▸ **WHAT YOU NEED TO DO**
Provide the data again in its entirety, exactly as given.

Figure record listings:
□ □ □

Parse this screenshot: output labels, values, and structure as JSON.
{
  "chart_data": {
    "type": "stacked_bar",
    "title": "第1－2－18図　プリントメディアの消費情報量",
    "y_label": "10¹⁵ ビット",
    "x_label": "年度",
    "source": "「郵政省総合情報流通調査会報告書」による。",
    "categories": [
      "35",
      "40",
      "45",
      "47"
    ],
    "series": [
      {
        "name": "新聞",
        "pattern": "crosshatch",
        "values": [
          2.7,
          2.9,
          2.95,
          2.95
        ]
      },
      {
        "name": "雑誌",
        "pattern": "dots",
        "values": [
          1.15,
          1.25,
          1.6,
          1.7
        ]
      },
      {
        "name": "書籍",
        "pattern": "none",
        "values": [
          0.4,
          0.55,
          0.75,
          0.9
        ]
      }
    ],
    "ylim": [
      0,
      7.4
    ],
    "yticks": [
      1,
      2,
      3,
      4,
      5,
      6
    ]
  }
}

□ □ □

▸ **PROBLEM SOLUTION**
Parse this screenshot: output labels, values, and structure as JSON.
{
  "chart_data": {
    "type": "stacked_bar",
    "title": "第1－2－18図　プリントメディアの消費情報量",
    "y_label": "10¹⁵ ビット",
    "x_label": "年度",
    "source": "「郵政省総合情報流通調査会報告書」による。",
    "categories": [
      "35",
      "40",
      "45",
      "47"
    ],
    "series": [
      {
        "name": "新聞",
        "pattern": "crosshatch",
        "values": [
          2.7,
          2.9,
          2.95,
          2.95
        ]
      },
      {
        "name": "雑誌",
        "pattern": "dots",
        "values": [
          1.15,
          1.25,
          1.6,
          1.7
        ]
      },
      {
        "name": "書籍",
        "pattern": "none",
        "values": [
          0.4,
          0.55,
          0.75,
          0.9
        ]
      }
    ],
    "ylim": [
      0,
      7.4
    ],
    "yticks": [
      1,
      2,
      3,
      4,
      5,
      6
    ]
  }
}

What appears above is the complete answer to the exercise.